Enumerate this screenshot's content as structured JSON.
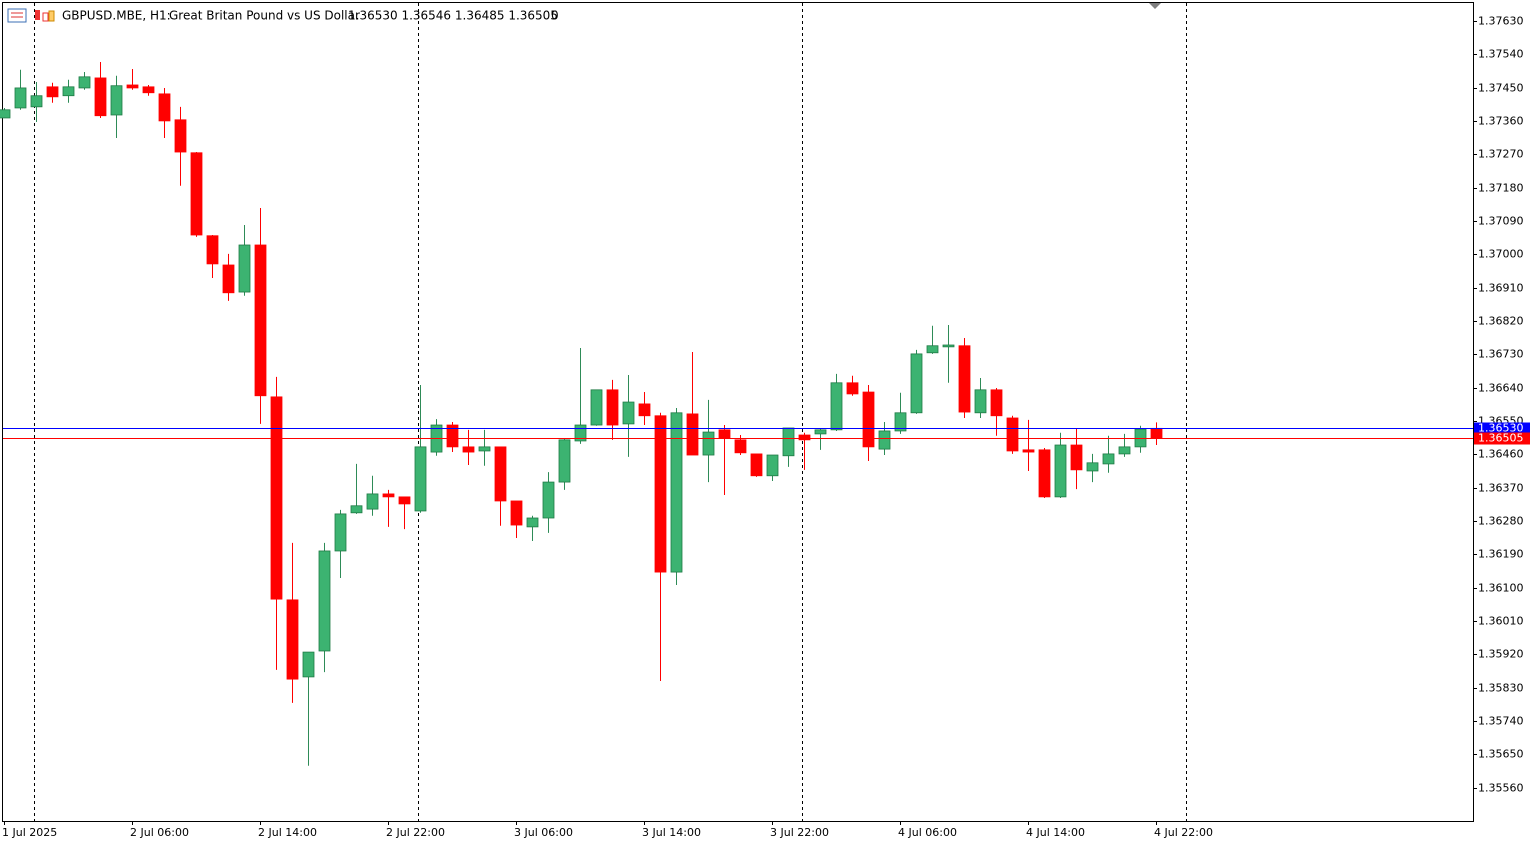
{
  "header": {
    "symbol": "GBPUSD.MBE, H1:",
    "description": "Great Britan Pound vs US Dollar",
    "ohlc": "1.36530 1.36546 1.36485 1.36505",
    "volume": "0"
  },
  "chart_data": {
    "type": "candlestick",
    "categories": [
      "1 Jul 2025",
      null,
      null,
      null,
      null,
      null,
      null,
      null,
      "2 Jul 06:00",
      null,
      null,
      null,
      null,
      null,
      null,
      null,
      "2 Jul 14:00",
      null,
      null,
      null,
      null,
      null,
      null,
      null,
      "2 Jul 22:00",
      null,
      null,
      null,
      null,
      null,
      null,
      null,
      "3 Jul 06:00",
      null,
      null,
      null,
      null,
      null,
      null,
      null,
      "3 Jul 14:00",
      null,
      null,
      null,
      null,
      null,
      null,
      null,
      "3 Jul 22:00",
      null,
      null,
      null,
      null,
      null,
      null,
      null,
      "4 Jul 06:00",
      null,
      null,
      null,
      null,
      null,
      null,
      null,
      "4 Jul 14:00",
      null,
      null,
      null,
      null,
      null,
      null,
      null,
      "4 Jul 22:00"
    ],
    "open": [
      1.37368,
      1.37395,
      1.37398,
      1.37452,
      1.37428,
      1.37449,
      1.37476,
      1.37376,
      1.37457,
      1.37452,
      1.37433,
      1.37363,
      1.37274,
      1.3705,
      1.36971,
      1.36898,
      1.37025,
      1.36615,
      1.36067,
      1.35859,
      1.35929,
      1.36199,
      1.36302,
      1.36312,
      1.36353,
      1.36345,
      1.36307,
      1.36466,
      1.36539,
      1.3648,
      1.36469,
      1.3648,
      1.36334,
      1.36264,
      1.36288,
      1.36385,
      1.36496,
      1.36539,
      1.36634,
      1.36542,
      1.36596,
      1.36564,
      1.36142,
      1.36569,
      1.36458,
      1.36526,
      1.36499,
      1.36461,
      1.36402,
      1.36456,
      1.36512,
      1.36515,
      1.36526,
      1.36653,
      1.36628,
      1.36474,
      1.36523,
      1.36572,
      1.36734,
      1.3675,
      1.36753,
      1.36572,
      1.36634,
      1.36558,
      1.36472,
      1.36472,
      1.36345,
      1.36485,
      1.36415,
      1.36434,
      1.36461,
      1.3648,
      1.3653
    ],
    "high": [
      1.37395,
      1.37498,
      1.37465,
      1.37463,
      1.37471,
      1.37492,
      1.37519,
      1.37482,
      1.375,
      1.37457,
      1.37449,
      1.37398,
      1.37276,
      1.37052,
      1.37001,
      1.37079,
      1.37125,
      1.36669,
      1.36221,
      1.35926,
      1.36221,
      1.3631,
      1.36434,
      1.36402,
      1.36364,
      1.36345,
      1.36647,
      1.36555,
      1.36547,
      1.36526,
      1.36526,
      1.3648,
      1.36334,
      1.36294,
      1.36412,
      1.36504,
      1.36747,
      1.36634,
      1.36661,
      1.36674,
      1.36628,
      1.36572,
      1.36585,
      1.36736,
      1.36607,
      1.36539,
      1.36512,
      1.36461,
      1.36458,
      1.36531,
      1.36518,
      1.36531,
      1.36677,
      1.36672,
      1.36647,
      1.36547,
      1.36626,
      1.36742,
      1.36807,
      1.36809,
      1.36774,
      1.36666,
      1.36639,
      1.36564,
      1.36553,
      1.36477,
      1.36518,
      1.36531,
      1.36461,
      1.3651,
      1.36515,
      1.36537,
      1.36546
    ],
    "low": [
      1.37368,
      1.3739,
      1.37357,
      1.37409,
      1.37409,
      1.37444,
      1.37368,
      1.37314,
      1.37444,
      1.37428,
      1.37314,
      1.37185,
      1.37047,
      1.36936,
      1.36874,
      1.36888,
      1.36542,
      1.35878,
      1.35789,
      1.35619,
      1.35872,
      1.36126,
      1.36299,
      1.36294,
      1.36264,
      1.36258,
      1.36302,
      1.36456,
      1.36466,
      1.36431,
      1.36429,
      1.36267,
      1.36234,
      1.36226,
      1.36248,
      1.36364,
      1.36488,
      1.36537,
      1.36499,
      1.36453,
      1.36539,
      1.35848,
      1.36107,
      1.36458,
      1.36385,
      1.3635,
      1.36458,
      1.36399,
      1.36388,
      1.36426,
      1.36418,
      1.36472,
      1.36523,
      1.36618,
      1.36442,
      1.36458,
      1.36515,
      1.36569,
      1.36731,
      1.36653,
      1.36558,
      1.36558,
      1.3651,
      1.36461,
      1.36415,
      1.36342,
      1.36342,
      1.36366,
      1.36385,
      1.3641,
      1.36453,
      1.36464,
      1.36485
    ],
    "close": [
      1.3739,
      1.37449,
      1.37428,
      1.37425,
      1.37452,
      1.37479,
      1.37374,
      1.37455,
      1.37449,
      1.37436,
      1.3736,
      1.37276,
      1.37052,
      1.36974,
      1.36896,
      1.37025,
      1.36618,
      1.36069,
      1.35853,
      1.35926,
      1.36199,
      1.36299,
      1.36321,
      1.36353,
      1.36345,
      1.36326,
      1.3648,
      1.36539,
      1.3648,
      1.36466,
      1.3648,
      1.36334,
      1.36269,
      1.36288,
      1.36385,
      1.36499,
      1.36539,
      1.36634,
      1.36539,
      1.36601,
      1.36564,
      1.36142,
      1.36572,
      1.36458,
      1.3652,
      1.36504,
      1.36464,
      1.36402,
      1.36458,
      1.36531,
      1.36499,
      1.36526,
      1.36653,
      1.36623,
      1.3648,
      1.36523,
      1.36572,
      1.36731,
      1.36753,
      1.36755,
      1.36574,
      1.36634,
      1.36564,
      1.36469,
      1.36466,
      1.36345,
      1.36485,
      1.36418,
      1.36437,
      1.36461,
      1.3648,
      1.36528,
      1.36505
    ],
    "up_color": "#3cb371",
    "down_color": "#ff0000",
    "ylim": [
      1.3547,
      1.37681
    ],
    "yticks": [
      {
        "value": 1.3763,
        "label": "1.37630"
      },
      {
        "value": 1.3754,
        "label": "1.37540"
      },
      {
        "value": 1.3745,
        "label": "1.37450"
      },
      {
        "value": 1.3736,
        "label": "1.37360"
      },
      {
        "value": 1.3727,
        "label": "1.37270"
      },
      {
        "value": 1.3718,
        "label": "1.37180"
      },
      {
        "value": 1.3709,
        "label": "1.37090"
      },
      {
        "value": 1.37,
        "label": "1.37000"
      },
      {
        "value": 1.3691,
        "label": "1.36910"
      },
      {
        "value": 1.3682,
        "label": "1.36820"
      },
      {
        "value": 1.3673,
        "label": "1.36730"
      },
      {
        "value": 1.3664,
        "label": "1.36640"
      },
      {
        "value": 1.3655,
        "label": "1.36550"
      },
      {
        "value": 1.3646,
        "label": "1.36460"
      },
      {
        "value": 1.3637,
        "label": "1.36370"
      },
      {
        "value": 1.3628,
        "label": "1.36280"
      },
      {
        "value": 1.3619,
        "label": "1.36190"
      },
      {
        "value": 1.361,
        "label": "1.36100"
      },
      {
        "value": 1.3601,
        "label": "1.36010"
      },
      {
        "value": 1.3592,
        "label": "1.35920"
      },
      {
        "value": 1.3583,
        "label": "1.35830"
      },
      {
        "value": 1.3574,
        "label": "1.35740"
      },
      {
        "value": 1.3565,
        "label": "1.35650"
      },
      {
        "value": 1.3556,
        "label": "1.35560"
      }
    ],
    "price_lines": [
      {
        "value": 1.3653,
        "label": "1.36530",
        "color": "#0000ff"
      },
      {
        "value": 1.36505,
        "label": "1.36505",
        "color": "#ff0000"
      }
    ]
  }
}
********
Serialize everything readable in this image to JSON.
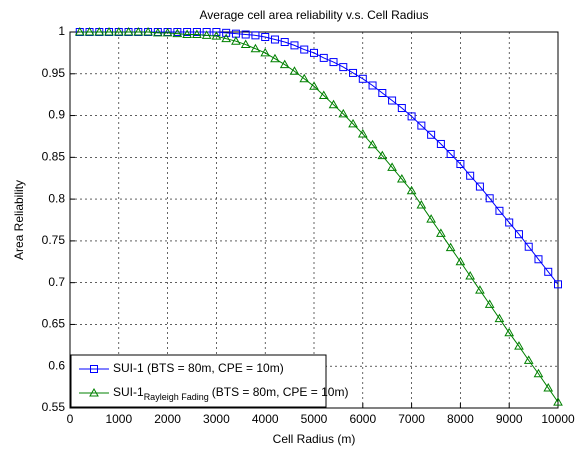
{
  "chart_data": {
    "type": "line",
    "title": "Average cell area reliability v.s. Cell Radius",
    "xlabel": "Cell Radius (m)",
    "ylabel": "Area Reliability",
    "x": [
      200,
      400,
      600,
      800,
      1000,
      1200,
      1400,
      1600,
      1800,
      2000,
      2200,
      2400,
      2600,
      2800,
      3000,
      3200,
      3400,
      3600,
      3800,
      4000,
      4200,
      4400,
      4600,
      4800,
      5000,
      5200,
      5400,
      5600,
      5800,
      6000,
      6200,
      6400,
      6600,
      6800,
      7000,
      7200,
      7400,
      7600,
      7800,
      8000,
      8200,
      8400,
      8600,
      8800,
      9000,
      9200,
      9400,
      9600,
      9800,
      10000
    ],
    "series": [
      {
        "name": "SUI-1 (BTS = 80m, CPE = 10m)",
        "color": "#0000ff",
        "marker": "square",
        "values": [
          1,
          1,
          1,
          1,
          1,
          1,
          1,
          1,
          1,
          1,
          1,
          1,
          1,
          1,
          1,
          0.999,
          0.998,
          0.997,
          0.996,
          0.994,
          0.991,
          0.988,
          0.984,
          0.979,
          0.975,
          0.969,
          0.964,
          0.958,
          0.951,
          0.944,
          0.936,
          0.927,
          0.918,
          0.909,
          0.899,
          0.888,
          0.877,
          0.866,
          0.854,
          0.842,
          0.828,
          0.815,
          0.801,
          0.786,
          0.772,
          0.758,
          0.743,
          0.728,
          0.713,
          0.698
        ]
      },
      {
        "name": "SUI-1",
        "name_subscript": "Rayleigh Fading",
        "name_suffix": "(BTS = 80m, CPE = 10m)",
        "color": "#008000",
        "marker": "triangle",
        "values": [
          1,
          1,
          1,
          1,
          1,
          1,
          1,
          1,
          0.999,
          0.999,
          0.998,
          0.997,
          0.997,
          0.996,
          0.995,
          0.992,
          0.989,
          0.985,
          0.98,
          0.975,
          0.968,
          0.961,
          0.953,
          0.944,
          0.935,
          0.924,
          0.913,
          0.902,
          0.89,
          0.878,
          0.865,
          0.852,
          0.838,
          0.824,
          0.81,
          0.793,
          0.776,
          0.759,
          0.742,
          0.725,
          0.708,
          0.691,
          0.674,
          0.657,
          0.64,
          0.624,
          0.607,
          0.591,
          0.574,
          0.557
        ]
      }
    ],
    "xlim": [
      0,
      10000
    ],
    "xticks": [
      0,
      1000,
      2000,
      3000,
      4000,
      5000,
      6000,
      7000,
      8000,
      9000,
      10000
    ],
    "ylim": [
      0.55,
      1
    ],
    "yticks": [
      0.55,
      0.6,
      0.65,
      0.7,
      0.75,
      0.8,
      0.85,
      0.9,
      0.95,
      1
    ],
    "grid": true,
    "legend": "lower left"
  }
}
********
Look through the entries above; copy each line where the string "JSON" appears.

Enumerate this screenshot's content as structured JSON.
Serialize everything readable in this image to JSON.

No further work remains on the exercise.